# DATA SECTION start

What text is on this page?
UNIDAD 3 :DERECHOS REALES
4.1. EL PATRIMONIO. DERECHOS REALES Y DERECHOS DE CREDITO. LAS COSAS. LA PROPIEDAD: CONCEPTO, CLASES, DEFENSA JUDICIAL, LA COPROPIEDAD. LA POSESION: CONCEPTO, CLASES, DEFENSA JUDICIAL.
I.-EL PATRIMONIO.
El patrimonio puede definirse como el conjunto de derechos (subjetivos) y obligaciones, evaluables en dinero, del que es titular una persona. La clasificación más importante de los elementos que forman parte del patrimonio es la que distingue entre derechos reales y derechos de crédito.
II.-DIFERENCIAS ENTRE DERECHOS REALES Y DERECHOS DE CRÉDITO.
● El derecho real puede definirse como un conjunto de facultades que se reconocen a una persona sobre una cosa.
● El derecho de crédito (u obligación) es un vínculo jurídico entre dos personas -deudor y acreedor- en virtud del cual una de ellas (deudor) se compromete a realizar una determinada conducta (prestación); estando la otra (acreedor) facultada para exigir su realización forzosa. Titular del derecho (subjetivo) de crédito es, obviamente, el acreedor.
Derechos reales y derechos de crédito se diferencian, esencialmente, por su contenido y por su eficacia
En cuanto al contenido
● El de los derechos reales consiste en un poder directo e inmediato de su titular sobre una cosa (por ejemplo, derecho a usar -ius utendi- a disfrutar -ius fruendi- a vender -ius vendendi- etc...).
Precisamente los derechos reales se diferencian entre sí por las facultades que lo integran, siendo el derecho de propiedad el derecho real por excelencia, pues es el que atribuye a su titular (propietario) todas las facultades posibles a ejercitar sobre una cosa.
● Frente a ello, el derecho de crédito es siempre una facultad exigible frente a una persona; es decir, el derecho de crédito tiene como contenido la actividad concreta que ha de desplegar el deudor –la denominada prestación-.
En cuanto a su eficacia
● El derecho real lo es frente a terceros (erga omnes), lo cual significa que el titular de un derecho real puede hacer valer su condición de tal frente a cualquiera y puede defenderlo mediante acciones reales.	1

# DATA SECTION end

WHAT NEEDS TO BE DONE:
Looking at the records above, work out how many lines include the string "diferencian". Give the number and nothing else.

RESULT BELOW:
2